→ PROBLEM
Set down all of the data that follows word for word, without the images.

(Recorded data)
-- Start --

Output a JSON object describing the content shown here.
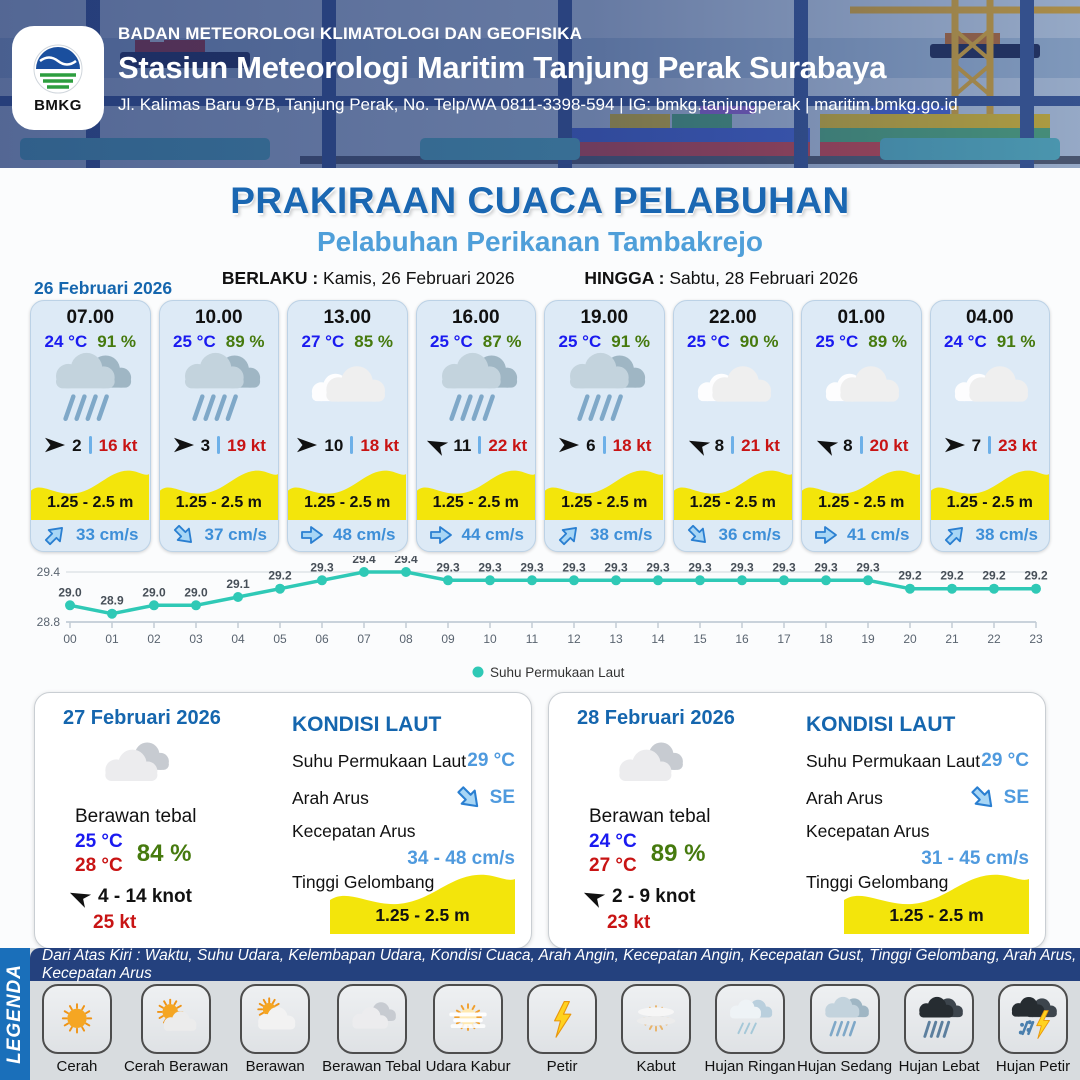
{
  "header": {
    "agency": "BADAN METEOROLOGI KLIMATOLOGI DAN GEOFISIKA",
    "station": "Stasiun Meteorologi Maritim Tanjung Perak Surabaya",
    "address": "Jl. Kalimas Baru 97B, Tanjung Perak, No. Telp/WA 0811-3398-594 | IG: bmkg.tanjungperak | maritim.bmkg.go.id",
    "logo_text": "BMKG"
  },
  "title": {
    "main": "PRAKIRAAN CUACA PELABUHAN",
    "subtitle": "Pelabuhan Perikanan Tambakrejo",
    "berlaku_label": "BERLAKU :",
    "berlaku_value": "Kamis, 26 Februari 2026",
    "hingga_label": "HINGGA :",
    "hingga_value": "Sabtu, 28 Februari 2026"
  },
  "day_label": "26 Februari 2026",
  "forecast_cards": [
    {
      "time": "07.00",
      "temp": "24 °C",
      "humidity": "91 %",
      "icon": "hujan-sedang",
      "wind_dir_deg": 0,
      "wind": "2",
      "gust": "16 kt",
      "wave": "1.25 - 2.5 m",
      "current_dir": "ne",
      "current": "33 cm/s"
    },
    {
      "time": "10.00",
      "temp": "25 °C",
      "humidity": "89 %",
      "icon": "hujan-sedang",
      "wind_dir_deg": 0,
      "wind": "3",
      "gust": "19 kt",
      "wave": "1.25 - 2.5 m",
      "current_dir": "se",
      "current": "37 cm/s"
    },
    {
      "time": "13.00",
      "temp": "27 °C",
      "humidity": "85 %",
      "icon": "berawan",
      "wind_dir_deg": 0,
      "wind": "10",
      "gust": "18 kt",
      "wave": "1.25 - 2.5 m",
      "current_dir": "e",
      "current": "48 cm/s"
    },
    {
      "time": "16.00",
      "temp": "25 °C",
      "humidity": "87 %",
      "icon": "hujan-sedang",
      "wind_dir_deg": 205,
      "wind": "11",
      "gust": "22 kt",
      "wave": "1.25 - 2.5 m",
      "current_dir": "e",
      "current": "44 cm/s"
    },
    {
      "time": "19.00",
      "temp": "25 °C",
      "humidity": "91 %",
      "icon": "hujan-sedang",
      "wind_dir_deg": 0,
      "wind": "6",
      "gust": "18 kt",
      "wave": "1.25 - 2.5 m",
      "current_dir": "ne",
      "current": "38 cm/s"
    },
    {
      "time": "22.00",
      "temp": "25 °C",
      "humidity": "90 %",
      "icon": "berawan",
      "wind_dir_deg": 205,
      "wind": "8",
      "gust": "21 kt",
      "wave": "1.25 - 2.5 m",
      "current_dir": "se",
      "current": "36 cm/s"
    },
    {
      "time": "01.00",
      "temp": "25 °C",
      "humidity": "89 %",
      "icon": "berawan",
      "wind_dir_deg": 205,
      "wind": "8",
      "gust": "20 kt",
      "wave": "1.25 - 2.5 m",
      "current_dir": "e",
      "current": "41 cm/s"
    },
    {
      "time": "04.00",
      "temp": "24 °C",
      "humidity": "91 %",
      "icon": "berawan",
      "wind_dir_deg": 0,
      "wind": "7",
      "gust": "23 kt",
      "wave": "1.25 - 2.5 m",
      "current_dir": "ne",
      "current": "38 cm/s"
    }
  ],
  "chart_data": {
    "type": "line",
    "x": [
      "00",
      "01",
      "02",
      "03",
      "04",
      "05",
      "06",
      "07",
      "08",
      "09",
      "10",
      "11",
      "12",
      "13",
      "14",
      "15",
      "16",
      "17",
      "18",
      "19",
      "20",
      "21",
      "22",
      "23"
    ],
    "series": [
      {
        "name": "Suhu Permukaan Laut",
        "values": [
          29.0,
          28.9,
          29.0,
          29.0,
          29.1,
          29.2,
          29.3,
          29.4,
          29.4,
          29.3,
          29.3,
          29.3,
          29.3,
          29.3,
          29.3,
          29.3,
          29.3,
          29.3,
          29.3,
          29.3,
          29.2,
          29.2,
          29.2,
          29.2
        ]
      }
    ],
    "ylim": [
      28.8,
      29.4
    ],
    "yticks": [
      28.8,
      29.4
    ],
    "line_color": "#2fc9b6",
    "grid": "horizontal",
    "legend_position": "bottom"
  },
  "summaries": [
    {
      "date": "27 Februari 2026",
      "icon": "berawan-tebal",
      "condition": "Berawan tebal",
      "temp_low": "25 °C",
      "temp_high": "28 °C",
      "humidity": "84 %",
      "wind": "4  - 14 knot",
      "gust": "25 kt",
      "sea": {
        "title": "KONDISI LAUT",
        "sst_label": "Suhu Permukaan Laut",
        "sst": "29 °C",
        "current_dir_label": "Arah Arus",
        "current_dir": "SE",
        "current_label": "Kecepatan Arus",
        "current": "34 - 48 cm/s",
        "wave_label": "Tinggi Gelombang",
        "wave": "1.25 - 2.5 m"
      }
    },
    {
      "date": "28 Februari 2026",
      "icon": "berawan-tebal",
      "condition": "Berawan tebal",
      "temp_low": "24 °C",
      "temp_high": "27 °C",
      "humidity": "89 %",
      "wind": "2  - 9 knot",
      "gust": "23 kt",
      "sea": {
        "title": "KONDISI LAUT",
        "sst_label": "Suhu Permukaan Laut",
        "sst": "29 °C",
        "current_dir_label": "Arah Arus",
        "current_dir": "SE",
        "current_label": "Kecepatan Arus",
        "current": "31 - 45 cm/s",
        "wave_label": "Tinggi Gelombang",
        "wave": "1.25 - 2.5 m"
      }
    }
  ],
  "legend": {
    "title": "LEGENDA",
    "caption": "Dari Atas Kiri : Waktu, Suhu Udara, Kelembapan Udara, Kondisi Cuaca, Arah Angin, Kecepatan Angin, Kecepatan Gust, Tinggi Gelombang, Arah Arus, Kecepatan Arus",
    "items": [
      {
        "icon": "cerah",
        "label": "Cerah"
      },
      {
        "icon": "cerah-berawan",
        "label": "Cerah Berawan"
      },
      {
        "icon": "berawan-day",
        "label": "Berawan"
      },
      {
        "icon": "berawan-tebal",
        "label": "Berawan Tebal"
      },
      {
        "icon": "udara-kabur",
        "label": "Udara Kabur"
      },
      {
        "icon": "petir",
        "label": "Petir"
      },
      {
        "icon": "kabut",
        "label": "Kabut"
      },
      {
        "icon": "hujan-ringan",
        "label": "Hujan Ringan"
      },
      {
        "icon": "hujan-sedang",
        "label": "Hujan Sedang"
      },
      {
        "icon": "hujan-lebat",
        "label": "Hujan Lebat"
      },
      {
        "icon": "hujan-petir",
        "label": "Hujan Petir"
      }
    ]
  },
  "colors": {
    "title_blue": "#1a67b2",
    "subtitle_blue": "#4f9fd9",
    "temp_blue": "#1a1af0",
    "humidity_green": "#467a0e",
    "gust_red": "#c81414",
    "wave_yellow": "#f3e50b",
    "current_blue": "#3e8fd8",
    "chart_teal": "#2fc9b6",
    "legend_bar_blue": "#1a6fba",
    "caption_navy": "#24417e"
  }
}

-- End --

→ OUTPUT OF THE EXERCISE
Output a JSON object describing the content shown here.
{
  "header": {
    "agency": "BADAN METEOROLOGI KLIMATOLOGI DAN GEOFISIKA",
    "station": "Stasiun Meteorologi Maritim Tanjung Perak Surabaya",
    "address": "Jl. Kalimas Baru 97B, Tanjung Perak, No. Telp/WA 0811-3398-594 | IG: bmkg.tanjungperak | maritim.bmkg.go.id",
    "logo_text": "BMKG"
  },
  "title": {
    "main": "PRAKIRAAN CUACA PELABUHAN",
    "subtitle": "Pelabuhan Perikanan Tambakrejo",
    "berlaku_label": "BERLAKU :",
    "berlaku_value": "Kamis, 26 Februari 2026",
    "hingga_label": "HINGGA :",
    "hingga_value": "Sabtu, 28 Februari 2026"
  },
  "day_label": "26 Februari 2026",
  "forecast_cards": [
    {
      "time": "07.00",
      "temp": "24 °C",
      "humidity": "91 %",
      "icon": "hujan-sedang",
      "wind_dir_deg": 0,
      "wind": "2",
      "gust": "16 kt",
      "wave": "1.25 - 2.5 m",
      "current_dir": "ne",
      "current": "33 cm/s"
    },
    {
      "time": "10.00",
      "temp": "25 °C",
      "humidity": "89 %",
      "icon": "hujan-sedang",
      "wind_dir_deg": 0,
      "wind": "3",
      "gust": "19 kt",
      "wave": "1.25 - 2.5 m",
      "current_dir": "se",
      "current": "37 cm/s"
    },
    {
      "time": "13.00",
      "temp": "27 °C",
      "humidity": "85 %",
      "icon": "berawan",
      "wind_dir_deg": 0,
      "wind": "10",
      "gust": "18 kt",
      "wave": "1.25 - 2.5 m",
      "current_dir": "e",
      "current": "48 cm/s"
    },
    {
      "time": "16.00",
      "temp": "25 °C",
      "humidity": "87 %",
      "icon": "hujan-sedang",
      "wind_dir_deg": 205,
      "wind": "11",
      "gust": "22 kt",
      "wave": "1.25 - 2.5 m",
      "current_dir": "e",
      "current": "44 cm/s"
    },
    {
      "time": "19.00",
      "temp": "25 °C",
      "humidity": "91 %",
      "icon": "hujan-sedang",
      "wind_dir_deg": 0,
      "wind": "6",
      "gust": "18 kt",
      "wave": "1.25 - 2.5 m",
      "current_dir": "ne",
      "current": "38 cm/s"
    },
    {
      "time": "22.00",
      "temp": "25 °C",
      "humidity": "90 %",
      "icon": "berawan",
      "wind_dir_deg": 205,
      "wind": "8",
      "gust": "21 kt",
      "wave": "1.25 - 2.5 m",
      "current_dir": "se",
      "current": "36 cm/s"
    },
    {
      "time": "01.00",
      "temp": "25 °C",
      "humidity": "89 %",
      "icon": "berawan",
      "wind_dir_deg": 205,
      "wind": "8",
      "gust": "20 kt",
      "wave": "1.25 - 2.5 m",
      "current_dir": "e",
      "current": "41 cm/s"
    },
    {
      "time": "04.00",
      "temp": "24 °C",
      "humidity": "91 %",
      "icon": "berawan",
      "wind_dir_deg": 0,
      "wind": "7",
      "gust": "23 kt",
      "wave": "1.25 - 2.5 m",
      "current_dir": "ne",
      "current": "38 cm/s"
    }
  ],
  "chart_data": {
    "type": "line",
    "x": [
      "00",
      "01",
      "02",
      "03",
      "04",
      "05",
      "06",
      "07",
      "08",
      "09",
      "10",
      "11",
      "12",
      "13",
      "14",
      "15",
      "16",
      "17",
      "18",
      "19",
      "20",
      "21",
      "22",
      "23"
    ],
    "series": [
      {
        "name": "Suhu Permukaan Laut",
        "values": [
          29.0,
          28.9,
          29.0,
          29.0,
          29.1,
          29.2,
          29.3,
          29.4,
          29.4,
          29.3,
          29.3,
          29.3,
          29.3,
          29.3,
          29.3,
          29.3,
          29.3,
          29.3,
          29.3,
          29.3,
          29.2,
          29.2,
          29.2,
          29.2
        ]
      }
    ],
    "ylim": [
      28.8,
      29.4
    ],
    "yticks": [
      28.8,
      29.4
    ],
    "line_color": "#2fc9b6",
    "grid": "horizontal",
    "legend_position": "bottom"
  },
  "summaries": [
    {
      "date": "27 Februari 2026",
      "icon": "berawan-tebal",
      "condition": "Berawan tebal",
      "temp_low": "25 °C",
      "temp_high": "28 °C",
      "humidity": "84 %",
      "wind": "4  - 14 knot",
      "gust": "25 kt",
      "sea": {
        "title": "KONDISI LAUT",
        "sst_label": "Suhu Permukaan Laut",
        "sst": "29 °C",
        "current_dir_label": "Arah Arus",
        "current_dir": "SE",
        "current_label": "Kecepatan Arus",
        "current": "34 - 48 cm/s",
        "wave_label": "Tinggi Gelombang",
        "wave": "1.25 - 2.5 m"
      }
    },
    {
      "date": "28 Februari 2026",
      "icon": "berawan-tebal",
      "condition": "Berawan tebal",
      "temp_low": "24 °C",
      "temp_high": "27 °C",
      "humidity": "89 %",
      "wind": "2  - 9 knot",
      "gust": "23 kt",
      "sea": {
        "title": "KONDISI LAUT",
        "sst_label": "Suhu Permukaan Laut",
        "sst": "29 °C",
        "current_dir_label": "Arah Arus",
        "current_dir": "SE",
        "current_label": "Kecepatan Arus",
        "current": "31 - 45 cm/s",
        "wave_label": "Tinggi Gelombang",
        "wave": "1.25 - 2.5 m"
      }
    }
  ],
  "legend": {
    "title": "LEGENDA",
    "caption": "Dari Atas Kiri : Waktu, Suhu Udara, Kelembapan Udara, Kondisi Cuaca, Arah Angin, Kecepatan Angin, Kecepatan Gust, Tinggi Gelombang, Arah Arus, Kecepatan Arus",
    "items": [
      {
        "icon": "cerah",
        "label": "Cerah"
      },
      {
        "icon": "cerah-berawan",
        "label": "Cerah Berawan"
      },
      {
        "icon": "berawan-day",
        "label": "Berawan"
      },
      {
        "icon": "berawan-tebal",
        "label": "Berawan Tebal"
      },
      {
        "icon": "udara-kabur",
        "label": "Udara Kabur"
      },
      {
        "icon": "petir",
        "label": "Petir"
      },
      {
        "icon": "kabut",
        "label": "Kabut"
      },
      {
        "icon": "hujan-ringan",
        "label": "Hujan Ringan"
      },
      {
        "icon": "hujan-sedang",
        "label": "Hujan Sedang"
      },
      {
        "icon": "hujan-lebat",
        "label": "Hujan Lebat"
      },
      {
        "icon": "hujan-petir",
        "label": "Hujan Petir"
      }
    ]
  },
  "colors": {
    "title_blue": "#1a67b2",
    "subtitle_blue": "#4f9fd9",
    "temp_blue": "#1a1af0",
    "humidity_green": "#467a0e",
    "gust_red": "#c81414",
    "wave_yellow": "#f3e50b",
    "current_blue": "#3e8fd8",
    "chart_teal": "#2fc9b6",
    "legend_bar_blue": "#1a6fba",
    "caption_navy": "#24417e"
  }
}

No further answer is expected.